◆ Rows from a dataset:
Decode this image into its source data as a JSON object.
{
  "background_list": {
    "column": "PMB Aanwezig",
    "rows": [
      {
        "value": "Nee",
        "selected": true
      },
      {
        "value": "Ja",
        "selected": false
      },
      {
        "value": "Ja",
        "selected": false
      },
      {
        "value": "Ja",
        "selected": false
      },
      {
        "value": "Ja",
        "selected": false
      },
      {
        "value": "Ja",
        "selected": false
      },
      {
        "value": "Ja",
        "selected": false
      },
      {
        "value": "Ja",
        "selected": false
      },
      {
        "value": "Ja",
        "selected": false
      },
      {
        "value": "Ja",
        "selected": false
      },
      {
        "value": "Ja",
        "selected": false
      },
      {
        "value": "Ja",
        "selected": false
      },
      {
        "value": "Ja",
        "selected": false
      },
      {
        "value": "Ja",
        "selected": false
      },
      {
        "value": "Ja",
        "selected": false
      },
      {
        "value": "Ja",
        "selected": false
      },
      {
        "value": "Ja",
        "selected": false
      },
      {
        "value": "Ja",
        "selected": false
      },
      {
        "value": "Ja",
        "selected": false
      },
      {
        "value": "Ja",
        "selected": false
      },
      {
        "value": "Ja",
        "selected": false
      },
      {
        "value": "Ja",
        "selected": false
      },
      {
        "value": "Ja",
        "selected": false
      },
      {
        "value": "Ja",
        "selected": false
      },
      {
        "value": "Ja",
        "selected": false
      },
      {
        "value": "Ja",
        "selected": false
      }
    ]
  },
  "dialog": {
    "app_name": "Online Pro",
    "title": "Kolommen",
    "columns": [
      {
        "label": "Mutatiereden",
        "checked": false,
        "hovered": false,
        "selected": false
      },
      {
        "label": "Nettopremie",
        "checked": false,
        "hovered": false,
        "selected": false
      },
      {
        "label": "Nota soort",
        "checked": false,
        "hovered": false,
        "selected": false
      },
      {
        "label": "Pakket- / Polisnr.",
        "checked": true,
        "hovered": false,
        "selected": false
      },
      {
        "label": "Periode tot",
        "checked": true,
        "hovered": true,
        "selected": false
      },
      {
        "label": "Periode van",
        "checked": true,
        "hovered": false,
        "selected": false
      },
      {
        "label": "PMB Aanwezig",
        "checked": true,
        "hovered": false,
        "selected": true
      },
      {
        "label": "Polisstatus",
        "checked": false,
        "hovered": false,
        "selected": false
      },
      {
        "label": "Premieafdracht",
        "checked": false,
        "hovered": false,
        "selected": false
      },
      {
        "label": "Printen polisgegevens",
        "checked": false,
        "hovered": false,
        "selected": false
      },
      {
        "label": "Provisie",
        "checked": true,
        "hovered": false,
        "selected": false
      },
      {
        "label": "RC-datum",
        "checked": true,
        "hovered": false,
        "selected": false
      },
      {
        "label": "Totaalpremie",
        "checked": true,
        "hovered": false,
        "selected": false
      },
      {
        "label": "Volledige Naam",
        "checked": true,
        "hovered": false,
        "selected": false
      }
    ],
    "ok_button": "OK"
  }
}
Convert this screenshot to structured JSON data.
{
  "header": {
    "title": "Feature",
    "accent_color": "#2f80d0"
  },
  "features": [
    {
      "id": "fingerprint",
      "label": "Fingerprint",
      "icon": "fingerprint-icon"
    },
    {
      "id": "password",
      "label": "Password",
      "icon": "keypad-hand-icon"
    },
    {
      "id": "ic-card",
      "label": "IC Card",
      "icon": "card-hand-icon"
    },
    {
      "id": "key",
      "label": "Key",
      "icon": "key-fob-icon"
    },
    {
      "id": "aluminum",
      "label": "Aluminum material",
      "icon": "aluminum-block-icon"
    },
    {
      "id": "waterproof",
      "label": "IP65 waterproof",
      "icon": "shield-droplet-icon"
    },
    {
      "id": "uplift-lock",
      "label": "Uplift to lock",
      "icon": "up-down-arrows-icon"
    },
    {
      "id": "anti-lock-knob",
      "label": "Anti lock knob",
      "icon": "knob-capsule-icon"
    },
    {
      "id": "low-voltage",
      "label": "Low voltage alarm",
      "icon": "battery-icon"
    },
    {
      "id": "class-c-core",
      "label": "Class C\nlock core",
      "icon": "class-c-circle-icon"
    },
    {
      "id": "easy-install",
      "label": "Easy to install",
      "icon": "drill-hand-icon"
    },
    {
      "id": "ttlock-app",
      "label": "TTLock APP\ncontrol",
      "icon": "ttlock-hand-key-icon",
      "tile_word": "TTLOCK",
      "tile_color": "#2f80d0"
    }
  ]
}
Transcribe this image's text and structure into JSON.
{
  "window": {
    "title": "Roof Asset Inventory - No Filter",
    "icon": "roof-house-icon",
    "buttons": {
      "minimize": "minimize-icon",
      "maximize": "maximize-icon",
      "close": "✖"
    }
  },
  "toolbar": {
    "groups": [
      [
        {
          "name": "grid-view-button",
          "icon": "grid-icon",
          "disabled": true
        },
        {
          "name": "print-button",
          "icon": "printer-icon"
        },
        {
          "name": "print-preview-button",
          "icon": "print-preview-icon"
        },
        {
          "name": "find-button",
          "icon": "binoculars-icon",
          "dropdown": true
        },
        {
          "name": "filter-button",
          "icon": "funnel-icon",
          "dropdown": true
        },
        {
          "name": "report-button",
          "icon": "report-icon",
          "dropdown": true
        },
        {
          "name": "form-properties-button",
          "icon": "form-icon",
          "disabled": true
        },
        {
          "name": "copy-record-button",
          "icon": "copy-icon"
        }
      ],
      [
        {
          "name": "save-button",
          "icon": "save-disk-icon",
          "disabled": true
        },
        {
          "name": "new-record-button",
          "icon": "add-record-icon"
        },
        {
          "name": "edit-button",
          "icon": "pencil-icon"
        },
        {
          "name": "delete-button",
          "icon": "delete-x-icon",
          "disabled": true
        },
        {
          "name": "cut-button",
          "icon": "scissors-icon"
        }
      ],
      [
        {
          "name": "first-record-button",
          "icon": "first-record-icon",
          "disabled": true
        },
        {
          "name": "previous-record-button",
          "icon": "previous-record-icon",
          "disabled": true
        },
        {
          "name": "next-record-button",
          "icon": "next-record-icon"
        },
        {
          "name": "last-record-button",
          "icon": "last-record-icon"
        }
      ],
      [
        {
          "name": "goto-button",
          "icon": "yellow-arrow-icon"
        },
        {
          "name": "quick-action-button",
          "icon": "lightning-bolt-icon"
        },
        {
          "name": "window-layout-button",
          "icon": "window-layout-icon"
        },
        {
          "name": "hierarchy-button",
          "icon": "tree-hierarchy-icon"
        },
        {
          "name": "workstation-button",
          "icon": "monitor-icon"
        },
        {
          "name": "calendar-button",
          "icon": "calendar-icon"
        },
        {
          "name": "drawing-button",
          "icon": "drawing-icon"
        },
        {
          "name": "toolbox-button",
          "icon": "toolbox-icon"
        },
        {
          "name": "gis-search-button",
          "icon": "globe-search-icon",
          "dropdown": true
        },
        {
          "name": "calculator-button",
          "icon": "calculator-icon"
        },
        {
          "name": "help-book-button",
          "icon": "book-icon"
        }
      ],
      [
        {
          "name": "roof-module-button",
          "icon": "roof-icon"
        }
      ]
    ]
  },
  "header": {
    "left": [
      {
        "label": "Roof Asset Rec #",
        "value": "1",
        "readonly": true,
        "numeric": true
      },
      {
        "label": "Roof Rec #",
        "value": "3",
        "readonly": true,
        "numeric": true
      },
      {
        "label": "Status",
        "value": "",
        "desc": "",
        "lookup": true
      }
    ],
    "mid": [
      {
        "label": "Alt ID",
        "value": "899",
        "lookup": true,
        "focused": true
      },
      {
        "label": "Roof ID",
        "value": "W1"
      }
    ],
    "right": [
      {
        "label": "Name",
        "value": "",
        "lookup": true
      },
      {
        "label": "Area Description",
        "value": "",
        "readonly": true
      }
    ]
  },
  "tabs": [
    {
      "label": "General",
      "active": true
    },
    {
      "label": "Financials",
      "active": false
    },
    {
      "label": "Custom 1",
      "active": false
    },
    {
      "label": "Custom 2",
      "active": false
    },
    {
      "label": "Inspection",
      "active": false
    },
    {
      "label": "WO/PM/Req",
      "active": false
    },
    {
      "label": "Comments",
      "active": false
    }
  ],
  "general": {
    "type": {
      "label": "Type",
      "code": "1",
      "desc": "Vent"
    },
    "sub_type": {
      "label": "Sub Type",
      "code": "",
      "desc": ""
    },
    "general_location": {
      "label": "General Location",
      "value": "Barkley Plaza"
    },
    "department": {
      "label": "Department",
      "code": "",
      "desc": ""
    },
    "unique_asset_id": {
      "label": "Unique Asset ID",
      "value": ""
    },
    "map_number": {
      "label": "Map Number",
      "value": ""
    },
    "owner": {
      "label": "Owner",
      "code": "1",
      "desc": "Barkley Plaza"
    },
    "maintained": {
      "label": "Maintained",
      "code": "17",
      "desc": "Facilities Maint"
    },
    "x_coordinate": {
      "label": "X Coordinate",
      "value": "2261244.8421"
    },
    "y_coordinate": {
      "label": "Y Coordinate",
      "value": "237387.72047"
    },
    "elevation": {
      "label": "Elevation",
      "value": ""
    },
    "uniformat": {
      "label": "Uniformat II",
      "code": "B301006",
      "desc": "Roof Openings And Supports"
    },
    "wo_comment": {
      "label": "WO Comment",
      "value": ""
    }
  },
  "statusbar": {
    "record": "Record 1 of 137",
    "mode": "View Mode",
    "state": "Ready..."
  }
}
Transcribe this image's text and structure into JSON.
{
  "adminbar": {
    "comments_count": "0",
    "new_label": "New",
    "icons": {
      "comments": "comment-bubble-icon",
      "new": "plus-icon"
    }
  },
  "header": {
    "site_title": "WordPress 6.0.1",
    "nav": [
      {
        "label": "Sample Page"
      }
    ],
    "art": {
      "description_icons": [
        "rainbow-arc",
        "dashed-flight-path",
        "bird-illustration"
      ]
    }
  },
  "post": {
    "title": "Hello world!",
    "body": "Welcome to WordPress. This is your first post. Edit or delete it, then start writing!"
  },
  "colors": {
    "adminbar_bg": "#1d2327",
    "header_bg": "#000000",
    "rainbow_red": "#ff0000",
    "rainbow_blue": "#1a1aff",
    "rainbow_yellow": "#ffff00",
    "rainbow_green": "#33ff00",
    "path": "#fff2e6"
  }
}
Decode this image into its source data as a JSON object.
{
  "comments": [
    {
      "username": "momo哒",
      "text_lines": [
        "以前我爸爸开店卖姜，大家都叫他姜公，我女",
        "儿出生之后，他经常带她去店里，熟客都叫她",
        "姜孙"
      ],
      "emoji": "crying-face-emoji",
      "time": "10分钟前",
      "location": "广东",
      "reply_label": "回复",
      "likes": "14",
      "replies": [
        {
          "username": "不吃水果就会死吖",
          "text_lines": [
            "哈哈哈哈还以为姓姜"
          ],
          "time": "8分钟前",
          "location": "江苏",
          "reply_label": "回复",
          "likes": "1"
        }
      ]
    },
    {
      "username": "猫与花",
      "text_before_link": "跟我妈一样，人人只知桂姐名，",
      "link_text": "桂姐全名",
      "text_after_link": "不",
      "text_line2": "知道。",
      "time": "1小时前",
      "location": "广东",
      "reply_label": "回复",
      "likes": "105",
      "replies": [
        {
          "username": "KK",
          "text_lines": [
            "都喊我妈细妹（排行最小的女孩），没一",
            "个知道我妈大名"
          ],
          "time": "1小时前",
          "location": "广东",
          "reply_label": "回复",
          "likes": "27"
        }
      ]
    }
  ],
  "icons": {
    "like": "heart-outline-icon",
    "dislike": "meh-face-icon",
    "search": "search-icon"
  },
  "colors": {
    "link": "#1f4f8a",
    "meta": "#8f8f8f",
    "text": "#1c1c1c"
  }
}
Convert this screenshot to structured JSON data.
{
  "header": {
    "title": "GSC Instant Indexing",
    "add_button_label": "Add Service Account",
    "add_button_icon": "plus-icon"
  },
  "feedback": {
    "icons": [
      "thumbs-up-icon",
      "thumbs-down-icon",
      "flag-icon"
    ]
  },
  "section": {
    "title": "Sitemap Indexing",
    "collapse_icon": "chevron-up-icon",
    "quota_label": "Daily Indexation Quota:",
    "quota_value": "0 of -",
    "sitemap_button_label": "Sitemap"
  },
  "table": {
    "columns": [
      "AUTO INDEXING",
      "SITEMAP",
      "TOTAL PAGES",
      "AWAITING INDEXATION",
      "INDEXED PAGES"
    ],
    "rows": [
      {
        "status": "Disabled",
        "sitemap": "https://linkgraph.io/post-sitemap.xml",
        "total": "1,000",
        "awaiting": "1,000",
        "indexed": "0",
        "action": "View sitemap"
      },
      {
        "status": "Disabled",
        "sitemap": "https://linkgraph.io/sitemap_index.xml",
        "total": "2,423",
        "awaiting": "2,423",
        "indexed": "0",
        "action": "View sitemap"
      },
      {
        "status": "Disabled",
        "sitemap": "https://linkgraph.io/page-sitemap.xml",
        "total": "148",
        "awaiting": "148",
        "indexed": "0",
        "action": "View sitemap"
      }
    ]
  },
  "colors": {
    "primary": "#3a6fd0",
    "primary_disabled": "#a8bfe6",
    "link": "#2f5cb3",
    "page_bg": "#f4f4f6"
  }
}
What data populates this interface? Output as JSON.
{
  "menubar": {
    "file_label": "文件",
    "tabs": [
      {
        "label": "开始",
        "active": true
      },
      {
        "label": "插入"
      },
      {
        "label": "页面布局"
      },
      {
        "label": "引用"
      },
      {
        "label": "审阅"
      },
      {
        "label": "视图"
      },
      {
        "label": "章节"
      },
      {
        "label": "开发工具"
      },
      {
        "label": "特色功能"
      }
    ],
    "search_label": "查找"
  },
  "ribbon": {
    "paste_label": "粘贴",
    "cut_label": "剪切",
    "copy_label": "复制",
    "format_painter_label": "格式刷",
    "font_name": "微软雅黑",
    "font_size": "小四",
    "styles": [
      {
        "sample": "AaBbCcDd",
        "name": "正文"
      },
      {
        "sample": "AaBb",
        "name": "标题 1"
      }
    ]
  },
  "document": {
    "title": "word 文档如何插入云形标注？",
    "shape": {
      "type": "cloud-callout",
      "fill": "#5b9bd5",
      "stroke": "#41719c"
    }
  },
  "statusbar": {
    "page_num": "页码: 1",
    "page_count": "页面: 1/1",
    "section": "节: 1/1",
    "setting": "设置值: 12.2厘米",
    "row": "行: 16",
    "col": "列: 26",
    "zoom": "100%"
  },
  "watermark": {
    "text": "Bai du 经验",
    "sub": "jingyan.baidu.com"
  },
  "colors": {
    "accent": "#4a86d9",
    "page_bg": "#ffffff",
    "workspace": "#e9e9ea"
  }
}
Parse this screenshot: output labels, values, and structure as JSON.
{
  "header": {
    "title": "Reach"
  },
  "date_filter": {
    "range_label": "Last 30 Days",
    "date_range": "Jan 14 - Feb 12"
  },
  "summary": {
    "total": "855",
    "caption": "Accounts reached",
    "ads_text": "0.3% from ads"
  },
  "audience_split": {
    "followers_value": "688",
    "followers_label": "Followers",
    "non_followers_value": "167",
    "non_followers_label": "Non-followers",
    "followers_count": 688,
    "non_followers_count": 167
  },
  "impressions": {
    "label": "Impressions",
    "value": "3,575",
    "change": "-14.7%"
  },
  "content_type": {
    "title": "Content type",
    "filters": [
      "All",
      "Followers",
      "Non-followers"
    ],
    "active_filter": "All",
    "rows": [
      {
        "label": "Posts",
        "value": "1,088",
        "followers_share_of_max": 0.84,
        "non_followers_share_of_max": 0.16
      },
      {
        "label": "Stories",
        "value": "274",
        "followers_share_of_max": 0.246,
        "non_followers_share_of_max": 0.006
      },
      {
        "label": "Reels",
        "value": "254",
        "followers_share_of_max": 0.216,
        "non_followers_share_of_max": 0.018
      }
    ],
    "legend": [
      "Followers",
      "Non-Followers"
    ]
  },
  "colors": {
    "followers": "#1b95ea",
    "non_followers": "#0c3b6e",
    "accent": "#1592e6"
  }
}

◆ TASK TO COMPLETE: Search the entries for "core" and copy out each line that has it.

◆ CORRECT RESULT:
      "id": "class-c-core",
      "label": "Class C\nlock core",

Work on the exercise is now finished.